§ TO BE DONE:
Print out the entries below with no edits.

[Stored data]
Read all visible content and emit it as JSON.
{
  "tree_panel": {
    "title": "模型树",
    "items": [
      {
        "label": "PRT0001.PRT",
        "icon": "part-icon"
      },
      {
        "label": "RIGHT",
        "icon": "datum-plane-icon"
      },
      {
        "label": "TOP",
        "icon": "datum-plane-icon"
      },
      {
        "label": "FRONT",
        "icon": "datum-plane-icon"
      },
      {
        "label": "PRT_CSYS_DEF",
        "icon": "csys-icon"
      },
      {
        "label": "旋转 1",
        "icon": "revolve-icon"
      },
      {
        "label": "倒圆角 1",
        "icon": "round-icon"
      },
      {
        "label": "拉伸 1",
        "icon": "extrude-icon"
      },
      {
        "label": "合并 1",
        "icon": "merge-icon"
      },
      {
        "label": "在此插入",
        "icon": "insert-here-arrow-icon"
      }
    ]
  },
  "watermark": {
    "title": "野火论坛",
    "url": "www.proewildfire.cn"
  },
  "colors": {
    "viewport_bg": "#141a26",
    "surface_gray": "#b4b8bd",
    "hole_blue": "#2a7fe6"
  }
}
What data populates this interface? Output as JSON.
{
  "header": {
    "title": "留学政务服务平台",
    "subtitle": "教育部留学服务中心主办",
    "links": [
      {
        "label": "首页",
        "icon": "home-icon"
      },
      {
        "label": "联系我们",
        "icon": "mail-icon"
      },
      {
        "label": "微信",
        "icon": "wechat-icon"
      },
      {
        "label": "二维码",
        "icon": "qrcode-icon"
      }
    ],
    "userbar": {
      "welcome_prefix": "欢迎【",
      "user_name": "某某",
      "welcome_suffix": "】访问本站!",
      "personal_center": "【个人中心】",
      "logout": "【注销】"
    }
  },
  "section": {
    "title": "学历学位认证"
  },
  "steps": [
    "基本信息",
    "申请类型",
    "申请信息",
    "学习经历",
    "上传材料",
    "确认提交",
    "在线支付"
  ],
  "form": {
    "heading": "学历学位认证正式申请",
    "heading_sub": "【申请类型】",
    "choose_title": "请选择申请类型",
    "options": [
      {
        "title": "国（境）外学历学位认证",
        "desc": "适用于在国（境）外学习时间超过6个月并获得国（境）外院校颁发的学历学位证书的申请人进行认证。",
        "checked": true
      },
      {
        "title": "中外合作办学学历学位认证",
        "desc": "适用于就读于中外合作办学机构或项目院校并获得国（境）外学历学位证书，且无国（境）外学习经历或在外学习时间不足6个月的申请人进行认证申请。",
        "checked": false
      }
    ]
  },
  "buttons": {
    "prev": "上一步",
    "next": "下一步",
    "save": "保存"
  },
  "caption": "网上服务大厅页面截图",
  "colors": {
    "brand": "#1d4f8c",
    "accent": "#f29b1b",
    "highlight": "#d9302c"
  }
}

§ SOLUTION BELOW:
Read all visible content and emit it as JSON.
{
  "tree_panel": {
    "title": "模型树",
    "items": [
      {
        "label": "PRT0001.PRT",
        "icon": "part-icon"
      },
      {
        "label": "RIGHT",
        "icon": "datum-plane-icon"
      },
      {
        "label": "TOP",
        "icon": "datum-plane-icon"
      },
      {
        "label": "FRONT",
        "icon": "datum-plane-icon"
      },
      {
        "label": "PRT_CSYS_DEF",
        "icon": "csys-icon"
      },
      {
        "label": "旋转 1",
        "icon": "revolve-icon"
      },
      {
        "label": "倒圆角 1",
        "icon": "round-icon"
      },
      {
        "label": "拉伸 1",
        "icon": "extrude-icon"
      },
      {
        "label": "合并 1",
        "icon": "merge-icon"
      },
      {
        "label": "在此插入",
        "icon": "insert-here-arrow-icon"
      }
    ]
  },
  "watermark": {
    "title": "野火论坛",
    "url": "www.proewildfire.cn"
  },
  "colors": {
    "viewport_bg": "#141a26",
    "surface_gray": "#b4b8bd",
    "hole_blue": "#2a7fe6"
  }
}
What data populates this interface? Output as JSON.
{
  "header": {
    "title": "留学政务服务平台",
    "subtitle": "教育部留学服务中心主办",
    "links": [
      {
        "label": "首页",
        "icon": "home-icon"
      },
      {
        "label": "联系我们",
        "icon": "mail-icon"
      },
      {
        "label": "微信",
        "icon": "wechat-icon"
      },
      {
        "label": "二维码",
        "icon": "qrcode-icon"
      }
    ],
    "userbar": {
      "welcome_prefix": "欢迎【",
      "user_name": "某某",
      "welcome_suffix": "】访问本站!",
      "personal_center": "【个人中心】",
      "logout": "【注销】"
    }
  },
  "section": {
    "title": "学历学位认证"
  },
  "steps": [
    "基本信息",
    "申请类型",
    "申请信息",
    "学习经历",
    "上传材料",
    "确认提交",
    "在线支付"
  ],
  "form": {
    "heading": "学历学位认证正式申请",
    "heading_sub": "【申请类型】",
    "choose_title": "请选择申请类型",
    "options": [
      {
        "title": "国（境）外学历学位认证",
        "desc": "适用于在国（境）外学习时间超过6个月并获得国（境）外院校颁发的学历学位证书的申请人进行认证。",
        "checked": true
      },
      {
        "title": "中外合作办学学历学位认证",
        "desc": "适用于就读于中外合作办学机构或项目院校并获得国（境）外学历学位证书，且无国（境）外学习经历或在外学习时间不足6个月的申请人进行认证申请。",
        "checked": false
      }
    ]
  },
  "buttons": {
    "prev": "上一步",
    "next": "下一步",
    "save": "保存"
  },
  "caption": "网上服务大厅页面截图",
  "colors": {
    "brand": "#1d4f8c",
    "accent": "#f29b1b",
    "highlight": "#d9302c"
  }
}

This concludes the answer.